### The exercise
Word for word, set down the records and skip each picture.

— START OF Records shown —

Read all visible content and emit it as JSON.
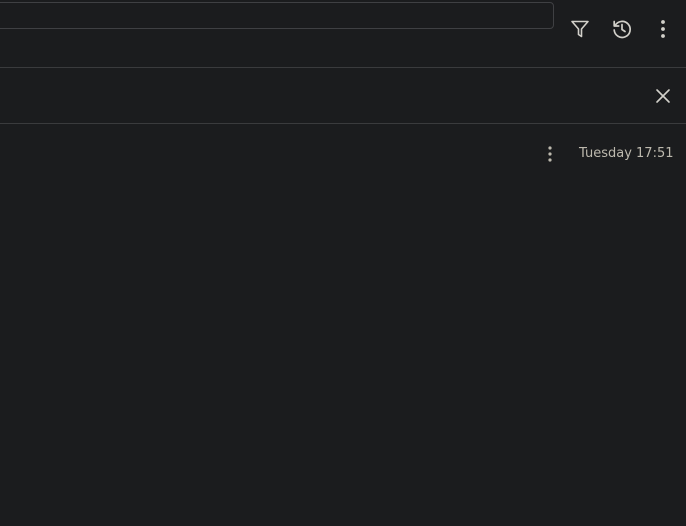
{
  "toolbar": {
    "search_value": "",
    "search_placeholder": "",
    "icons": {
      "filter": "filter-icon",
      "history": "history-icon",
      "more": "more-vertical-icon"
    }
  },
  "subbar": {
    "icons": {
      "close": "close-icon"
    }
  },
  "entry": {
    "timestamp": "Tuesday 17:51",
    "icons": {
      "more": "more-vertical-icon"
    }
  },
  "colors": {
    "background": "#1b1c1e",
    "divider": "#3a3b3d",
    "icon": "#d2d0ca",
    "timestamp_text": "#bdb9ae"
  }
}
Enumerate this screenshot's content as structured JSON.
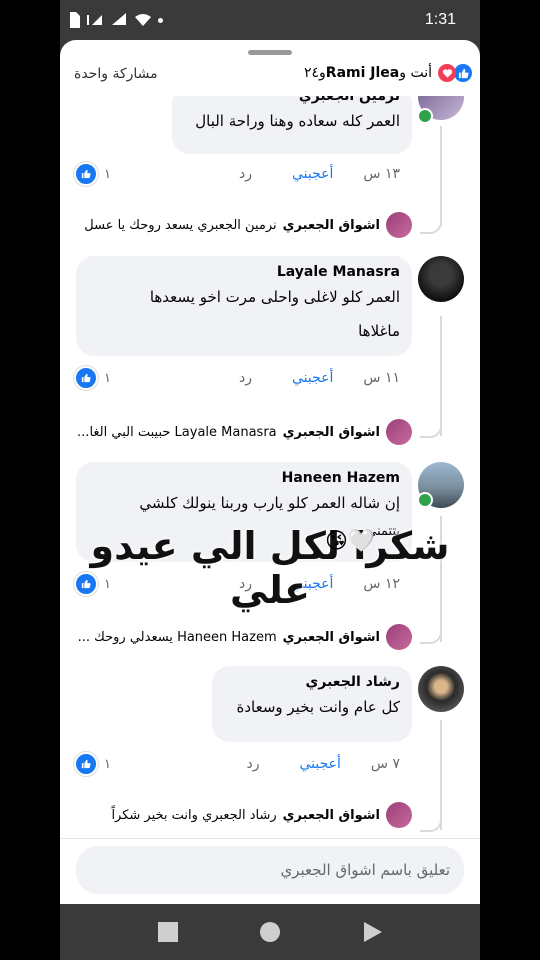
{
  "status_bar": {
    "time": "1:31"
  },
  "header": {
    "reactors_you": "أنت و",
    "reactors_name": "Rami Jlea",
    "reactors_more": "و٢٤",
    "shares": "مشاركة واحدة"
  },
  "comments": [
    {
      "name": "نرمين الجعبري",
      "text_lines": [
        "العمر كله سعاده وهنا وراحة البال"
      ],
      "time": "١٣ س",
      "like_label": "أعجبني",
      "reply_label": "رد",
      "likes": "١",
      "reply": {
        "name": "اشواق الجعبري",
        "text": "نرمين الجعبري يسعد روحك يا عسل"
      }
    },
    {
      "name": "Layale Manasra",
      "text_lines": [
        "العمر كلو لاغلى واحلى مرت اخو يسعدها",
        "ماغلاها"
      ],
      "time": "١١ س",
      "like_label": "أعجبني",
      "reply_label": "رد",
      "likes": "١",
      "reply": {
        "name": "اشواق الجعبري",
        "text": "Layale Manasra حبيبت البي الغا..."
      }
    },
    {
      "name": "Haneen Hazem",
      "text_lines": [
        "إن شاله العمر كلو يارب وربنا ينولك كلشي",
        "بتتمنى"
      ],
      "time": "١٢ س",
      "like_label": "أعجبني",
      "reply_label": "رد",
      "likes": "١",
      "reply": {
        "name": "اشواق الجعبري",
        "text": "Haneen Hazem يسعدلي روحك ..."
      }
    },
    {
      "name": "رشاد الجعبري",
      "text_lines": [
        "كل عام وانت بخير وسعادة"
      ],
      "time": "٧ س",
      "like_label": "أعجبني",
      "reply_label": "رد",
      "likes": "١",
      "reply": {
        "name": "اشواق الجعبري",
        "text": "رشاد الجعبري وانت بخير شكراً"
      }
    }
  ],
  "overlay_caption": "شكرا لكل الي عيدو علي",
  "composer": {
    "placeholder": "تعليق باسم اشواق الجعبري"
  },
  "colors": {
    "like_blue": "#1877f2",
    "love_red": "#f33e58",
    "bubble_gray": "#f0f2f5",
    "online_green": "#31a24c"
  }
}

— END OF Records shown —

### Expected answer
Read all visible content and emit it as JSON.
{
  "toolbar": {
    "search_value": "",
    "search_placeholder": "",
    "icons": {
      "filter": "filter-icon",
      "history": "history-icon",
      "more": "more-vertical-icon"
    }
  },
  "subbar": {
    "icons": {
      "close": "close-icon"
    }
  },
  "entry": {
    "timestamp": "Tuesday 17:51",
    "icons": {
      "more": "more-vertical-icon"
    }
  },
  "colors": {
    "background": "#1b1c1e",
    "divider": "#3a3b3d",
    "icon": "#d2d0ca",
    "timestamp_text": "#bdb9ae"
  }
}
Enumerate this screenshot's content as structured JSON.
{
  "status_bar": {
    "time": "1:31"
  },
  "header": {
    "reactors_you": "أنت و",
    "reactors_name": "Rami Jlea",
    "reactors_more": "و٢٤",
    "shares": "مشاركة واحدة"
  },
  "comments": [
    {
      "name": "نرمين الجعبري",
      "text_lines": [
        "العمر كله سعاده وهنا وراحة البال"
      ],
      "time": "١٣ س",
      "like_label": "أعجبني",
      "reply_label": "رد",
      "likes": "١",
      "reply": {
        "name": "اشواق الجعبري",
        "text": "نرمين الجعبري يسعد روحك يا عسل"
      }
    },
    {
      "name": "Layale Manasra",
      "text_lines": [
        "العمر كلو لاغلى واحلى مرت اخو يسعدها",
        "ماغلاها"
      ],
      "time": "١١ س",
      "like_label": "أعجبني",
      "reply_label": "رد",
      "likes": "١",
      "reply": {
        "name": "اشواق الجعبري",
        "text": "Layale Manasra حبيبت البي الغا..."
      }
    },
    {
      "name": "Haneen Hazem",
      "text_lines": [
        "إن شاله العمر كلو يارب وربنا ينولك كلشي",
        "بتتمنى"
      ],
      "time": "١٢ س",
      "like_label": "أعجبني",
      "reply_label": "رد",
      "likes": "١",
      "reply": {
        "name": "اشواق الجعبري",
        "text": "Haneen Hazem يسعدلي روحك ..."
      }
    },
    {
      "name": "رشاد الجعبري",
      "text_lines": [
        "كل عام وانت بخير وسعادة"
      ],
      "time": "٧ س",
      "like_label": "أعجبني",
      "reply_label": "رد",
      "likes": "١",
      "reply": {
        "name": "اشواق الجعبري",
        "text": "رشاد الجعبري وانت بخير شكراً"
      }
    }
  ],
  "overlay_caption": "شكرا لكل الي عيدو علي",
  "composer": {
    "placeholder": "تعليق باسم اشواق الجعبري"
  },
  "colors": {
    "like_blue": "#1877f2",
    "love_red": "#f33e58",
    "bubble_gray": "#f0f2f5",
    "online_green": "#31a24c"
  }
}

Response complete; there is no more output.